→ **Stated task**
Output nothing but the number of lines that include the word "Expression".

....

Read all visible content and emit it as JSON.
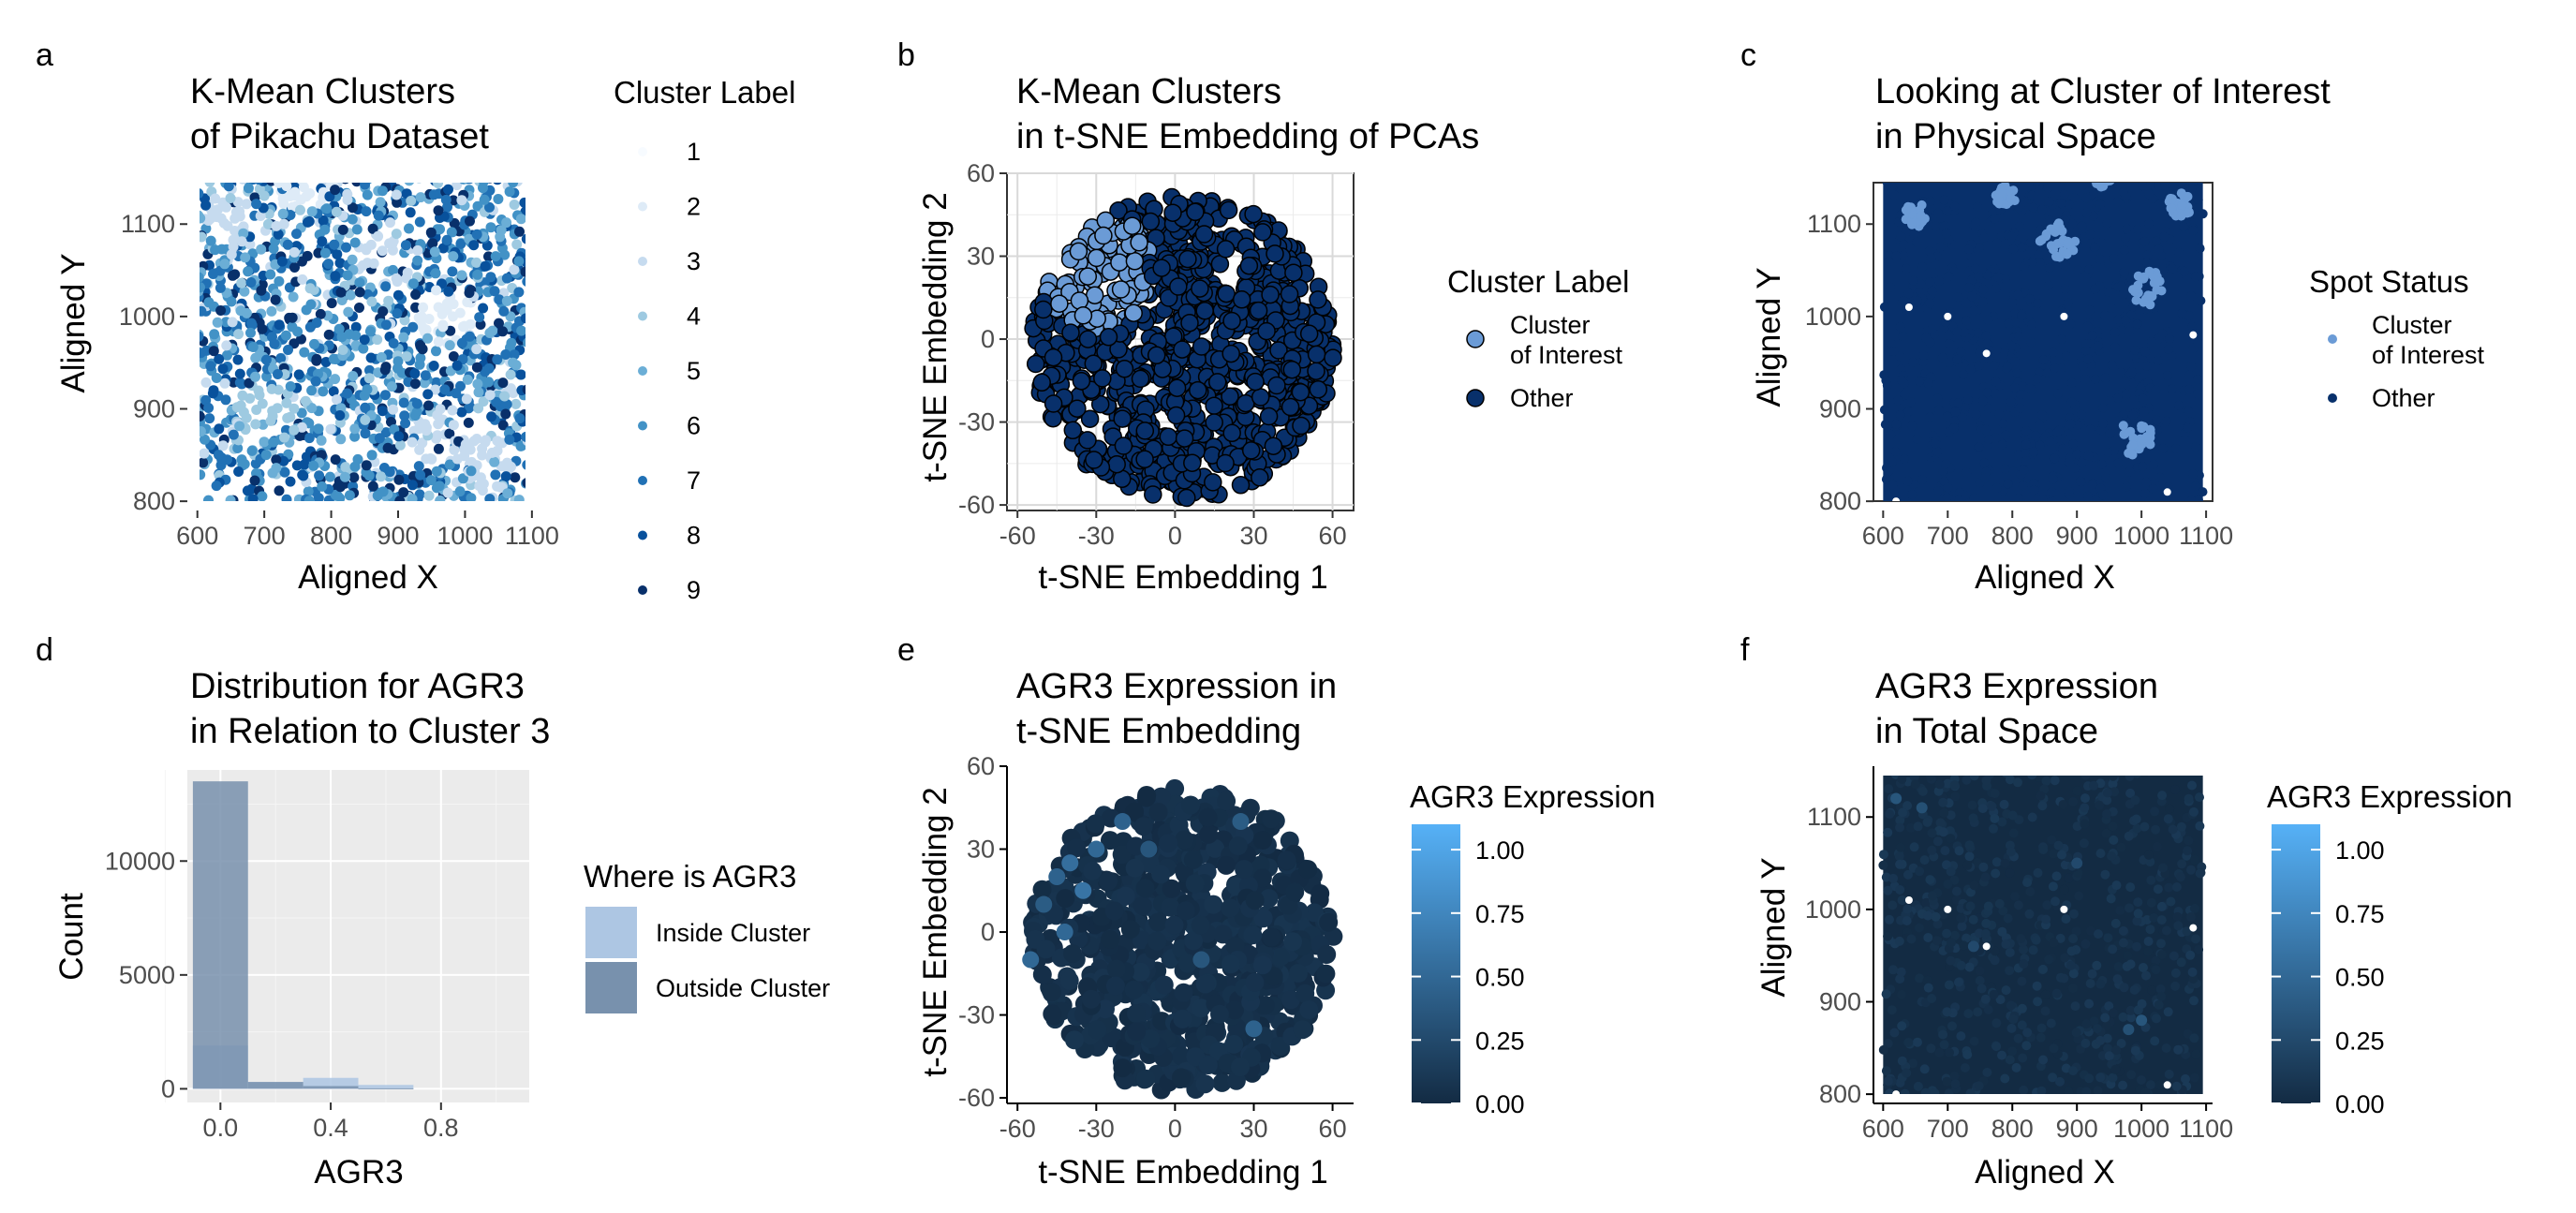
{
  "figure": {
    "colors": {
      "clusters": [
        "#f7fbff",
        "#deebf7",
        "#c6dbef",
        "#9ecae1",
        "#6baed6",
        "#4292c6",
        "#2171b5",
        "#08519c",
        "#08306b"
      ],
      "cluster_of_interest": "#6b9bd6",
      "other": "#08306b",
      "inside_cluster": "#adc6e3",
      "outside_cluster": "#7891ad",
      "gradient_low": "#132b43",
      "gradient_high": "#56b1f7",
      "panel_grey": "#ebebeb"
    }
  },
  "chart_data": [
    {
      "panel_tag": "a",
      "type": "scatter",
      "title": "K-Mean Clusters\nof Pikachu Dataset",
      "xlabel": "Aligned X",
      "ylabel": "Aligned Y",
      "xlim": [
        585,
        1110
      ],
      "ylim": [
        790,
        1155
      ],
      "xticks": [
        600,
        700,
        800,
        900,
        1000,
        1100
      ],
      "xtick_labels": [
        "600",
        "700",
        "800",
        "900",
        "1000",
        "1100"
      ],
      "yticks": [
        800,
        900,
        1000,
        1100
      ],
      "ytick_labels": [
        "800",
        "900",
        "1000",
        "1100"
      ],
      "legend_title": "Cluster Label",
      "legend_entries": [
        "1",
        "2",
        "3",
        "4",
        "5",
        "6",
        "7",
        "8",
        "9"
      ],
      "legend_placement": "right",
      "grid": false,
      "data_extent": {
        "x": [
          600,
          1095
        ],
        "y": [
          800,
          1150
        ]
      },
      "light_regions": [
        {
          "x": 650,
          "y": 1110,
          "label": 3
        },
        {
          "x": 760,
          "y": 1140,
          "label": 2
        },
        {
          "x": 880,
          "y": 1060,
          "label": 3
        },
        {
          "x": 970,
          "y": 1000,
          "label": 2
        },
        {
          "x": 960,
          "y": 870,
          "label": 3
        },
        {
          "x": 700,
          "y": 900,
          "label": 4
        },
        {
          "x": 1030,
          "y": 840,
          "label": 3
        }
      ]
    },
    {
      "panel_tag": "b",
      "type": "scatter",
      "title": "K-Mean Clusters\nin t-SNE Embedding of PCAs",
      "xlabel": "t-SNE Embedding 1",
      "ylabel": "t-SNE Embedding 2",
      "xlim": [
        -64,
        68
      ],
      "ylim": [
        -62,
        60
      ],
      "xticks": [
        -60,
        -30,
        0,
        30,
        60
      ],
      "xtick_labels": [
        "-60",
        "-30",
        "0",
        "30",
        "60"
      ],
      "yticks": [
        -60,
        -30,
        0,
        30,
        60
      ],
      "ytick_labels": [
        "-60",
        "-30",
        "0",
        "30",
        "60"
      ],
      "legend_title": "Cluster Label",
      "legend_entries": [
        "Cluster\nof Interest",
        "Other"
      ],
      "legend_placement": "right",
      "grid": true,
      "cloud": {
        "center": [
          3,
          -3
        ],
        "radius": 55
      },
      "cluster_of_interest_region": {
        "center": [
          -30,
          25
        ],
        "radius": 22
      }
    },
    {
      "panel_tag": "c",
      "type": "scatter",
      "title": "Looking at Cluster of Interest\nin Physical Space",
      "xlabel": "Aligned X",
      "ylabel": "Aligned Y",
      "xlim": [
        585,
        1110
      ],
      "ylim": [
        790,
        1155
      ],
      "xticks": [
        600,
        700,
        800,
        900,
        1000,
        1100
      ],
      "xtick_labels": [
        "600",
        "700",
        "800",
        "900",
        "1000",
        "1100"
      ],
      "yticks": [
        800,
        900,
        1000,
        1100
      ],
      "ytick_labels": [
        "800",
        "900",
        "1000",
        "1100"
      ],
      "legend_title": "Spot Status",
      "legend_entries": [
        "Cluster\nof Interest",
        "Other"
      ],
      "legend_placement": "right",
      "grid": false,
      "interest_patches": [
        {
          "x": 650,
          "y": 1110,
          "r": 14
        },
        {
          "x": 790,
          "y": 1130,
          "r": 12
        },
        {
          "x": 870,
          "y": 1080,
          "r": 22
        },
        {
          "x": 1010,
          "y": 1030,
          "r": 20
        },
        {
          "x": 1060,
          "y": 1120,
          "r": 14
        },
        {
          "x": 990,
          "y": 870,
          "r": 20
        },
        {
          "x": 940,
          "y": 1150,
          "r": 10
        }
      ]
    },
    {
      "panel_tag": "d",
      "type": "bar",
      "title": "Distribution for AGR3\nin Relation to Cluster 3",
      "xlabel": "AGR3",
      "ylabel": "Count",
      "xlim": [
        -0.12,
        1.12
      ],
      "ylim": [
        -600,
        14000
      ],
      "xticks": [
        0.0,
        0.4,
        0.8
      ],
      "xtick_labels": [
        "0.0",
        "0.4",
        "0.8"
      ],
      "yticks": [
        0,
        5000,
        10000
      ],
      "ytick_labels": [
        "0",
        "5000",
        "10000"
      ],
      "legend_title": "Where is AGR3",
      "legend_entries": [
        "Inside Cluster",
        "Outside Cluster"
      ],
      "legend_placement": "right",
      "grid": true,
      "bin_edges": [
        -0.1,
        0.1,
        0.3,
        0.5,
        0.7,
        0.9,
        1.1
      ],
      "series": [
        {
          "name": "Inside Cluster",
          "values": [
            1900,
            300,
            480,
            170,
            0,
            0
          ]
        },
        {
          "name": "Outside Cluster",
          "values": [
            13500,
            300,
            120,
            20,
            0,
            0
          ]
        }
      ]
    },
    {
      "panel_tag": "e",
      "type": "scatter",
      "title": "AGR3 Expression in\nt-SNE Embedding",
      "xlabel": "t-SNE Embedding 1",
      "ylabel": "t-SNE Embedding 2",
      "xlim": [
        -64,
        68
      ],
      "ylim": [
        -62,
        60
      ],
      "xticks": [
        -60,
        -30,
        0,
        30,
        60
      ],
      "xtick_labels": [
        "-60",
        "-30",
        "0",
        "30",
        "60"
      ],
      "yticks": [
        -60,
        -30,
        0,
        30,
        60
      ],
      "ytick_labels": [
        "-60",
        "-30",
        "0",
        "30",
        "60"
      ],
      "legend_title": "AGR3 Expression",
      "colorbar_range": [
        0,
        1.1
      ],
      "colorbar_ticks": [
        0,
        0.25,
        0.5,
        0.75,
        1.0
      ],
      "colorbar_tick_labels": [
        "0.00",
        "0.25",
        "0.50",
        "0.75",
        "1.00"
      ],
      "legend_placement": "right",
      "grid": false,
      "cloud": {
        "center": [
          3,
          -3
        ],
        "radius": 55
      },
      "bright_points": [
        {
          "x": -40,
          "y": 25,
          "v": 0.55
        },
        {
          "x": -45,
          "y": 20,
          "v": 0.45
        },
        {
          "x": -35,
          "y": 15,
          "v": 0.6
        },
        {
          "x": -50,
          "y": 10,
          "v": 0.4
        },
        {
          "x": -30,
          "y": 30,
          "v": 0.5
        },
        {
          "x": -55,
          "y": -10,
          "v": 0.5
        },
        {
          "x": -20,
          "y": 40,
          "v": 0.45
        },
        {
          "x": 25,
          "y": 40,
          "v": 0.4
        },
        {
          "x": -42,
          "y": 0,
          "v": 0.5
        },
        {
          "x": 30,
          "y": -35,
          "v": 0.45
        },
        {
          "x": -10,
          "y": 30,
          "v": 0.35
        },
        {
          "x": 10,
          "y": -10,
          "v": 0.35
        }
      ]
    },
    {
      "panel_tag": "f",
      "type": "scatter",
      "title": "AGR3 Expression\nin Total Space",
      "xlabel": "Aligned X",
      "ylabel": "Aligned Y",
      "xlim": [
        585,
        1110
      ],
      "ylim": [
        790,
        1155
      ],
      "xticks": [
        600,
        700,
        800,
        900,
        1000,
        1100
      ],
      "xtick_labels": [
        "600",
        "700",
        "800",
        "900",
        "1000",
        "1100"
      ],
      "yticks": [
        800,
        900,
        1000,
        1100
      ],
      "ytick_labels": [
        "800",
        "900",
        "1000",
        "1100"
      ],
      "legend_title": "AGR3 Expression",
      "colorbar_range": [
        0,
        1.1
      ],
      "colorbar_ticks": [
        0,
        0.25,
        0.5,
        0.75,
        1.0
      ],
      "colorbar_tick_labels": [
        "0.00",
        "0.25",
        "0.50",
        "0.75",
        "1.00"
      ],
      "legend_placement": "right",
      "grid": false,
      "bright_points": [
        {
          "x": 620,
          "y": 1120,
          "v": 0.35
        },
        {
          "x": 660,
          "y": 1110,
          "v": 0.3
        },
        {
          "x": 1000,
          "y": 880,
          "v": 0.35
        },
        {
          "x": 980,
          "y": 870,
          "v": 0.3
        },
        {
          "x": 740,
          "y": 960,
          "v": 0.25
        },
        {
          "x": 900,
          "y": 1050,
          "v": 0.25
        }
      ]
    }
  ]
}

....

→ **Exercise answer**
4